- [Direction]: Go through the entries one line at a time, and gather every line that has the word "Commercial".

-------- Data in this exercise

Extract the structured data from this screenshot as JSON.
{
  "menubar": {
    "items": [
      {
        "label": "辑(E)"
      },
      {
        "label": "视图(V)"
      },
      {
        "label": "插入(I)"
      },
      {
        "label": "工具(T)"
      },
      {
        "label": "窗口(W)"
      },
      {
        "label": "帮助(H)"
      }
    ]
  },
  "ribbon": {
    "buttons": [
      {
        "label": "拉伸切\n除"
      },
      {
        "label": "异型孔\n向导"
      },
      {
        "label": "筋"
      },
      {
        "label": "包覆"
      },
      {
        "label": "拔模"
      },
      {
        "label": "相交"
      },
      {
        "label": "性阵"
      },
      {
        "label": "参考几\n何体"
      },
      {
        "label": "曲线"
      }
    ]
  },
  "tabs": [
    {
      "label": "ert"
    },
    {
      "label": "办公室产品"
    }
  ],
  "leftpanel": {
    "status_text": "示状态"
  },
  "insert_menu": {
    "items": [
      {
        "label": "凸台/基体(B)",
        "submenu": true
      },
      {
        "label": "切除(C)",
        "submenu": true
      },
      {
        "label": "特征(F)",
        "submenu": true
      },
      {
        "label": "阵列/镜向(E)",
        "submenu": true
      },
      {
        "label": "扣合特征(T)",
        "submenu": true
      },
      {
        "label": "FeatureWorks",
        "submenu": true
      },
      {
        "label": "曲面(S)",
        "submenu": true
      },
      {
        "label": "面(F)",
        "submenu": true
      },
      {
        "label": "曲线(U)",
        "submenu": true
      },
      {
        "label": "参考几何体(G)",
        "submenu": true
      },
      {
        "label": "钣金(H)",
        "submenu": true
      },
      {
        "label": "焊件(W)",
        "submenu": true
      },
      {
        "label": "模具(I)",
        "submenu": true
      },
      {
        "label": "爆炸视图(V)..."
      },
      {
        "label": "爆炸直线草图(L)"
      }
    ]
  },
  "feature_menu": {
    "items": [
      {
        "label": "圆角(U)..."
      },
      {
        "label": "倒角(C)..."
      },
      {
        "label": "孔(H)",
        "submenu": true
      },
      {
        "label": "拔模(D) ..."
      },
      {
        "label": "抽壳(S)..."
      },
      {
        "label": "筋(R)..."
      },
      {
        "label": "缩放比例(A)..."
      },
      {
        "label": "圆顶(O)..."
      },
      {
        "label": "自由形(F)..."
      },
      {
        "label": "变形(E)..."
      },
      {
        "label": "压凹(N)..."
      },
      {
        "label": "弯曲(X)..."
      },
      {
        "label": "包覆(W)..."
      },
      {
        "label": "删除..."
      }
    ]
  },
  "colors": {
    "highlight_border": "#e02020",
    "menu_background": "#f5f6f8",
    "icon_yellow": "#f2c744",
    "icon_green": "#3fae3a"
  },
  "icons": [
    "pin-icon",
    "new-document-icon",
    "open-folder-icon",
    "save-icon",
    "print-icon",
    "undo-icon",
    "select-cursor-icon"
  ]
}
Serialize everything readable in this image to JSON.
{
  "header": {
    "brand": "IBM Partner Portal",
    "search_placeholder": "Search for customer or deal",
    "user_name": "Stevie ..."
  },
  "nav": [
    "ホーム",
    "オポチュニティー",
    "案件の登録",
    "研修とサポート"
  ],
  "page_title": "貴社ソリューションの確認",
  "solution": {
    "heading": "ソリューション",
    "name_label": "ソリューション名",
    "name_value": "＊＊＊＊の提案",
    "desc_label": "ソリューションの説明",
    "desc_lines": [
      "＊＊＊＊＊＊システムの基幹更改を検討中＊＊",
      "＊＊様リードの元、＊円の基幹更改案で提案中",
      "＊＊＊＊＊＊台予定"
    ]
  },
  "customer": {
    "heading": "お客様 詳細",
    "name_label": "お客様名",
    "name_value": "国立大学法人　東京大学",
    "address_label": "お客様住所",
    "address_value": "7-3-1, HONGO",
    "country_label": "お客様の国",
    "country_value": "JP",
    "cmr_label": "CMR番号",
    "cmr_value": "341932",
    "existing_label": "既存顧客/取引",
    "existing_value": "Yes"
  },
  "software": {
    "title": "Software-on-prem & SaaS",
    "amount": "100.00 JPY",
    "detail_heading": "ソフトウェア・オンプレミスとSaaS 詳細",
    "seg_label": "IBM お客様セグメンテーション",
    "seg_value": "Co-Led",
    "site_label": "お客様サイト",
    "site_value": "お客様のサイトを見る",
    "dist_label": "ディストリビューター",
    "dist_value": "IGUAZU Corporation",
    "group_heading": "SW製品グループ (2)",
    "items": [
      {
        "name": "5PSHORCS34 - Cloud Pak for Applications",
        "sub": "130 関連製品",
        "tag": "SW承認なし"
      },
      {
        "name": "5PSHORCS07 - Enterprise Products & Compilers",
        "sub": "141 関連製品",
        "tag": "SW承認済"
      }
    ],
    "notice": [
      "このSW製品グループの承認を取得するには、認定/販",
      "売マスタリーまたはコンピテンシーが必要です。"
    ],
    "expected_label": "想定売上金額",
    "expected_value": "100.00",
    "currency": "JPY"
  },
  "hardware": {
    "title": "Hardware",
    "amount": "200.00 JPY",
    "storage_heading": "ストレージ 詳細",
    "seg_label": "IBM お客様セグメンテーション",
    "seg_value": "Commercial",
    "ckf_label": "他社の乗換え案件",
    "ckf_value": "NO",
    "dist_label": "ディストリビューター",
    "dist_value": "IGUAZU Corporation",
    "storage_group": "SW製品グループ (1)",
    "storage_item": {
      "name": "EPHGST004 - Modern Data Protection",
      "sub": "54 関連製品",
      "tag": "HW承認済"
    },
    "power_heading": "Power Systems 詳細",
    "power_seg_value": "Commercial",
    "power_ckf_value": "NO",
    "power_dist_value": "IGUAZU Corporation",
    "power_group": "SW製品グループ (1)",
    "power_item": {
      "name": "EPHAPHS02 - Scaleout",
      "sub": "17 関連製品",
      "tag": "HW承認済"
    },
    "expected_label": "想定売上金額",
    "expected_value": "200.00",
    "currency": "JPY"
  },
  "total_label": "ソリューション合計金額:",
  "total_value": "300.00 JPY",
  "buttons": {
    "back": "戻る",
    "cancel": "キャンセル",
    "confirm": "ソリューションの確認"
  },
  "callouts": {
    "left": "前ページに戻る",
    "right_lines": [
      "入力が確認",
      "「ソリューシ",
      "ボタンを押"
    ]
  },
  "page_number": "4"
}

----------------

- [In response]:
    "seg_value": "Commercial",
    "power_seg_value": "Commercial",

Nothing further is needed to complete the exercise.